What is required
Write out every record in full, exactly as written, please.
>>
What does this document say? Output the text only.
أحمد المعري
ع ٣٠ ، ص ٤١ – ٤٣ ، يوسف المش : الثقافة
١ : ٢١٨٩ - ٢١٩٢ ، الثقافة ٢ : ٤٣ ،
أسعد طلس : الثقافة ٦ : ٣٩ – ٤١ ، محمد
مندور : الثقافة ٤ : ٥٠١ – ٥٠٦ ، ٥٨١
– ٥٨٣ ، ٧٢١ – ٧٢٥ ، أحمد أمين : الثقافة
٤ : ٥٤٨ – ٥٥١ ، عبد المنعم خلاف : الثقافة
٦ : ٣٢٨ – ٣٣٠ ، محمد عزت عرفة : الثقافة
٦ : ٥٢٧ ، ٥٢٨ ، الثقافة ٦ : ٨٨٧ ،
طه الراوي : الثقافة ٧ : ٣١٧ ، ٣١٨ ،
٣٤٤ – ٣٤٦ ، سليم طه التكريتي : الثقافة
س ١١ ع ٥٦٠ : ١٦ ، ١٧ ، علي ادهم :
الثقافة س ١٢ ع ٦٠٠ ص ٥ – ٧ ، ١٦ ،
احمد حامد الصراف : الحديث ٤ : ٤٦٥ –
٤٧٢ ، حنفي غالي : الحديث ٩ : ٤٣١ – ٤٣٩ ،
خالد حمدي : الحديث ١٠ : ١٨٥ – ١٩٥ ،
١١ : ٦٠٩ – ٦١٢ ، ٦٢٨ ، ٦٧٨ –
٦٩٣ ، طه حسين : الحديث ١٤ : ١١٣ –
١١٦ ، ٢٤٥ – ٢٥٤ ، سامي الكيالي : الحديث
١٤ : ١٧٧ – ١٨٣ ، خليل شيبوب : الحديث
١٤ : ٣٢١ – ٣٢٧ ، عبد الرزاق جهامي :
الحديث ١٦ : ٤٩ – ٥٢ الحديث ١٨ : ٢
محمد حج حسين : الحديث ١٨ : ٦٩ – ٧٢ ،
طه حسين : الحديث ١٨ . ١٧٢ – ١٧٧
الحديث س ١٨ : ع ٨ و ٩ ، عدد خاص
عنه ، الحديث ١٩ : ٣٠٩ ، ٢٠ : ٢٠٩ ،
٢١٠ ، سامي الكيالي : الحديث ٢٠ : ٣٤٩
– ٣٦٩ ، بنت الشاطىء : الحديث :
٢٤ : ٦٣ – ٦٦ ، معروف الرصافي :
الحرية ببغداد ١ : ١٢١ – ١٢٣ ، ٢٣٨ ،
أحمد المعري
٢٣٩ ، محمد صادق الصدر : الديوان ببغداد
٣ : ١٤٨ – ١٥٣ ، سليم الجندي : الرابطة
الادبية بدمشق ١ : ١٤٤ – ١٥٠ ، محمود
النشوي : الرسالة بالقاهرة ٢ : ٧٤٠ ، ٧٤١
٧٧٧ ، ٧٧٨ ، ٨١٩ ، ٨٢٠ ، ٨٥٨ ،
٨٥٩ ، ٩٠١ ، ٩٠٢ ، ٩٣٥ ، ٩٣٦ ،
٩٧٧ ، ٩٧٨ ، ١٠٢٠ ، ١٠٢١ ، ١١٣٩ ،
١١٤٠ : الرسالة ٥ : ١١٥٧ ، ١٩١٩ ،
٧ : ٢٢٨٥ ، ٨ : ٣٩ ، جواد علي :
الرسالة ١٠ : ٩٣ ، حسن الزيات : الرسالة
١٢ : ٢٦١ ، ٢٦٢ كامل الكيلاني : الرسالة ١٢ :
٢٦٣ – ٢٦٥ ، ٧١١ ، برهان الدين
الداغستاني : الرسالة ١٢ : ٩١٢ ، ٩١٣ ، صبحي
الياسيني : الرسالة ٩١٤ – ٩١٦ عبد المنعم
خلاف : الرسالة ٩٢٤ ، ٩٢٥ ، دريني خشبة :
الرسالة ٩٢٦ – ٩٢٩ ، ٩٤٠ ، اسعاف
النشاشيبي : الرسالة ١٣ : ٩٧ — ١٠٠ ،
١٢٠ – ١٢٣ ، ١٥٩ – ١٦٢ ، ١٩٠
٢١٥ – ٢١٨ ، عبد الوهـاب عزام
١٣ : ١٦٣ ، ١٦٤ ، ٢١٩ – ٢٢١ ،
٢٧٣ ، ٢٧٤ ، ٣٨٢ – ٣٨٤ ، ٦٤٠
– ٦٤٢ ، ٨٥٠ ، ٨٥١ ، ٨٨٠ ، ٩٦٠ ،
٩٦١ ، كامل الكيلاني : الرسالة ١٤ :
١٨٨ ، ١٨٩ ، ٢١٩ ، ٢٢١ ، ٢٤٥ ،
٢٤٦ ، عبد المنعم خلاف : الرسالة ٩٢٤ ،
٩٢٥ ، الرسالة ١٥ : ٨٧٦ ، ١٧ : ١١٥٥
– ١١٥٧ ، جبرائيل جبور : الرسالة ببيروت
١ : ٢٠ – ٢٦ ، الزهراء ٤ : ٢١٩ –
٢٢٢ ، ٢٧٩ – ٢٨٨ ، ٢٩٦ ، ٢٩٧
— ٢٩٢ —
<<
Full answer
What does this document say? Output the text only.
أحمد المعري
ع ٣٠ ، ص ٤١ – ٤٣ ، يوسف المش : الثقافة
١ : ٢١٨٩ - ٢١٩٢ ، الثقافة ٢ : ٤٣ ،
أسعد طلس : الثقافة ٦ : ٣٩ – ٤١ ، محمد
مندور : الثقافة ٤ : ٥٠١ – ٥٠٦ ، ٥٨١
– ٥٨٣ ، ٧٢١ – ٧٢٥ ، أحمد أمين : الثقافة
٤ : ٥٤٨ – ٥٥١ ، عبد المنعم خلاف : الثقافة
٦ : ٣٢٨ – ٣٣٠ ، محمد عزت عرفة : الثقافة
٦ : ٥٢٧ ، ٥٢٨ ، الثقافة ٦ : ٨٨٧ ،
طه الراوي : الثقافة ٧ : ٣١٧ ، ٣١٨ ،
٣٤٤ – ٣٤٦ ، سليم طه التكريتي : الثقافة
س ١١ ع ٥٦٠ : ١٦ ، ١٧ ، علي ادهم :
الثقافة س ١٢ ع ٦٠٠ ص ٥ – ٧ ، ١٦ ،
احمد حامد الصراف : الحديث ٤ : ٤٦٥ –
٤٧٢ ، حنفي غالي : الحديث ٩ : ٤٣١ – ٤٣٩ ،
خالد حمدي : الحديث ١٠ : ١٨٥ – ١٩٥ ،
١١ : ٦٠٩ – ٦١٢ ، ٦٢٨ ، ٦٧٨ –
٦٩٣ ، طه حسين : الحديث ١٤ : ١١٣ –
١١٦ ، ٢٤٥ – ٢٥٤ ، سامي الكيالي : الحديث
١٤ : ١٧٧ – ١٨٣ ، خليل شيبوب : الحديث
١٤ : ٣٢١ – ٣٢٧ ، عبد الرزاق جهامي :
الحديث ١٦ : ٤٩ – ٥٢ الحديث ١٨ : ٢
محمد حج حسين : الحديث ١٨ : ٦٩ – ٧٢ ،
طه حسين : الحديث ١٨ . ١٧٢ – ١٧٧
الحديث س ١٨ : ع ٨ و ٩ ، عدد خاص
عنه ، الحديث ١٩ : ٣٠٩ ، ٢٠ : ٢٠٩ ،
٢١٠ ، سامي الكيالي : الحديث ٢٠ : ٣٤٩
– ٣٦٩ ، بنت الشاطىء : الحديث :
٢٤ : ٦٣ – ٦٦ ، معروف الرصافي :
الحرية ببغداد ١ : ١٢١ – ١٢٣ ، ٢٣٨ ،
أحمد المعري
٢٣٩ ، محمد صادق الصدر : الديوان ببغداد
٣ : ١٤٨ – ١٥٣ ، سليم الجندي : الرابطة
الادبية بدمشق ١ : ١٤٤ – ١٥٠ ، محمود
النشوي : الرسالة بالقاهرة ٢ : ٧٤٠ ، ٧٤١
٧٧٧ ، ٧٧٨ ، ٨١٩ ، ٨٢٠ ، ٨٥٨ ،
٨٥٩ ، ٩٠١ ، ٩٠٢ ، ٩٣٥ ، ٩٣٦ ،
٩٧٧ ، ٩٧٨ ، ١٠٢٠ ، ١٠٢١ ، ١١٣٩ ،
١١٤٠ : الرسالة ٥ : ١١٥٧ ، ١٩١٩ ،
٧ : ٢٢٨٥ ، ٨ : ٣٩ ، جواد علي :
الرسالة ١٠ : ٩٣ ، حسن الزيات : الرسالة
١٢ : ٢٦١ ، ٢٦٢ كامل الكيلاني : الرسالة ١٢ :
٢٦٣ – ٢٦٥ ، ٧١١ ، برهان الدين
الداغستاني : الرسالة ١٢ : ٩١٢ ، ٩١٣ ، صبحي
الياسيني : الرسالة ٩١٤ – ٩١٦ عبد المنعم
خلاف : الرسالة ٩٢٤ ، ٩٢٥ ، دريني خشبة :
الرسالة ٩٢٦ – ٩٢٩ ، ٩٤٠ ، اسعاف
النشاشيبي : الرسالة ١٣ : ٩٧ — ١٠٠ ،
١٢٠ – ١٢٣ ، ١٥٩ – ١٦٢ ، ١٩٠
٢١٥ – ٢١٨ ، عبد الوهـاب عزام
١٣ : ١٦٣ ، ١٦٤ ، ٢١٩ – ٢٢١ ،
٢٧٣ ، ٢٧٤ ، ٣٨٢ – ٣٨٤ ، ٦٤٠
– ٦٤٢ ، ٨٥٠ ، ٨٥١ ، ٨٨٠ ، ٩٦٠ ،
٩٦١ ، كامل الكيلاني : الرسالة ١٤ :
١٨٨ ، ١٨٩ ، ٢١٩ ، ٢٢١ ، ٢٤٥ ،
٢٤٦ ، عبد المنعم خلاف : الرسالة ٩٢٤ ،
٩٢٥ ، الرسالة ١٥ : ٨٧٦ ، ١٧ : ١١٥٥
– ١١٥٧ ، جبرائيل جبور : الرسالة ببيروت
١ : ٢٠ – ٢٦ ، الزهراء ٤ : ٢١٩ –
٢٢٢ ، ٢٧٩ – ٢٨٨ ، ٢٩٦ ، ٢٩٧
— ٢٩٢ —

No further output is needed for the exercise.